# start of DATA SHOWN
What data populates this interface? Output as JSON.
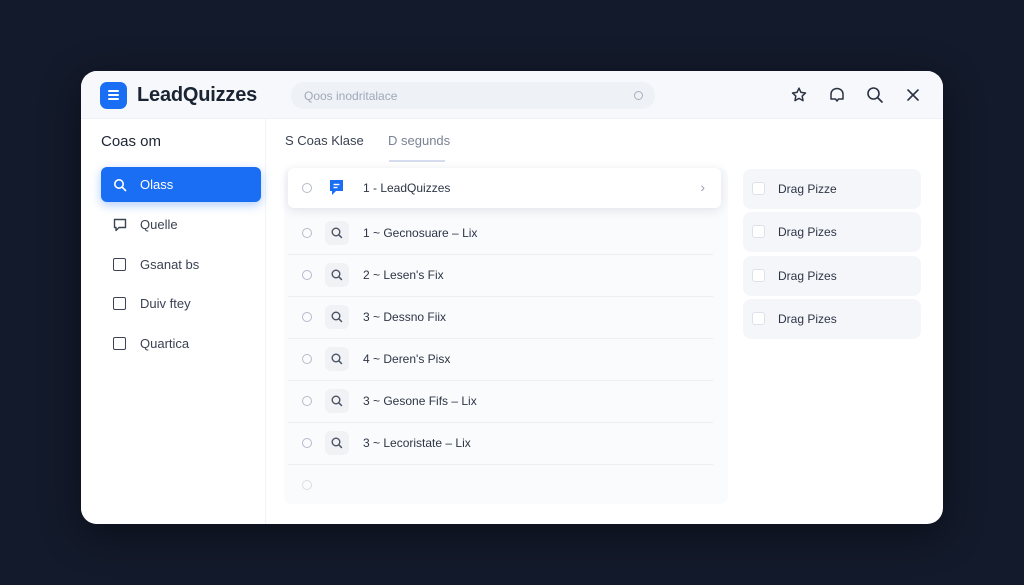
{
  "app": {
    "brand": "LeadQuizzes",
    "search_placeholder": "Qoos inodritalace"
  },
  "sidebar": {
    "title": "Coas om",
    "items": [
      {
        "label": "Olass",
        "icon": "search-icon",
        "active": true
      },
      {
        "label": "Quelle",
        "icon": "chat-icon"
      },
      {
        "label": "Gsanat bs",
        "icon": "square-icon"
      },
      {
        "label": "Duiv ftey",
        "icon": "square-icon"
      },
      {
        "label": "Quartica",
        "icon": "square-icon"
      }
    ]
  },
  "tabs": [
    {
      "label": "S Coas Klase",
      "active": true
    },
    {
      "label": "D segunds",
      "active": false
    }
  ],
  "list": [
    {
      "label": "1 - LeadQuizzes",
      "icon": "chat-icon",
      "highlighted": true
    },
    {
      "label": "1 ~ Gecnosuare – Lix",
      "icon": "search-icon"
    },
    {
      "label": "2 ~ Lesen's Fix",
      "icon": "search-icon"
    },
    {
      "label": "3 ~ Dessno Fiix",
      "icon": "search-icon"
    },
    {
      "label": "4 ~ Deren's Pisx",
      "icon": "search-icon"
    },
    {
      "label": "3 ~ Gesone Fifs – Lix",
      "icon": "search-icon"
    },
    {
      "label": "3 ~ Lecoristate – Lix",
      "icon": "search-icon"
    }
  ],
  "drag_items": [
    {
      "label": "Drag Pizze"
    },
    {
      "label": "Drag Pizes"
    },
    {
      "label": "Drag Pizes"
    },
    {
      "label": "Drag Pizes"
    }
  ],
  "colors": {
    "accent": "#1a6ef4",
    "background": "#131a2b",
    "window": "#ffffff"
  }
}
# end of DATA SHOWN
Copy out the whole listing exactly, and don't carry over any pictures.

## FINAL RESULT
What data populates this interface? Output as JSON.
{
  "app": {
    "brand": "LeadQuizzes",
    "search_placeholder": "Qoos inodritalace"
  },
  "sidebar": {
    "title": "Coas om",
    "items": [
      {
        "label": "Olass",
        "icon": "search-icon",
        "active": true
      },
      {
        "label": "Quelle",
        "icon": "chat-icon"
      },
      {
        "label": "Gsanat bs",
        "icon": "square-icon"
      },
      {
        "label": "Duiv ftey",
        "icon": "square-icon"
      },
      {
        "label": "Quartica",
        "icon": "square-icon"
      }
    ]
  },
  "tabs": [
    {
      "label": "S Coas Klase",
      "active": true
    },
    {
      "label": "D segunds",
      "active": false
    }
  ],
  "list": [
    {
      "label": "1 - LeadQuizzes",
      "icon": "chat-icon",
      "highlighted": true
    },
    {
      "label": "1 ~ Gecnosuare – Lix",
      "icon": "search-icon"
    },
    {
      "label": "2 ~ Lesen's Fix",
      "icon": "search-icon"
    },
    {
      "label": "3 ~ Dessno Fiix",
      "icon": "search-icon"
    },
    {
      "label": "4 ~ Deren's Pisx",
      "icon": "search-icon"
    },
    {
      "label": "3 ~ Gesone Fifs – Lix",
      "icon": "search-icon"
    },
    {
      "label": "3 ~ Lecoristate – Lix",
      "icon": "search-icon"
    }
  ],
  "drag_items": [
    {
      "label": "Drag Pizze"
    },
    {
      "label": "Drag Pizes"
    },
    {
      "label": "Drag Pizes"
    },
    {
      "label": "Drag Pizes"
    }
  ],
  "colors": {
    "accent": "#1a6ef4",
    "background": "#131a2b",
    "window": "#ffffff"
  }
}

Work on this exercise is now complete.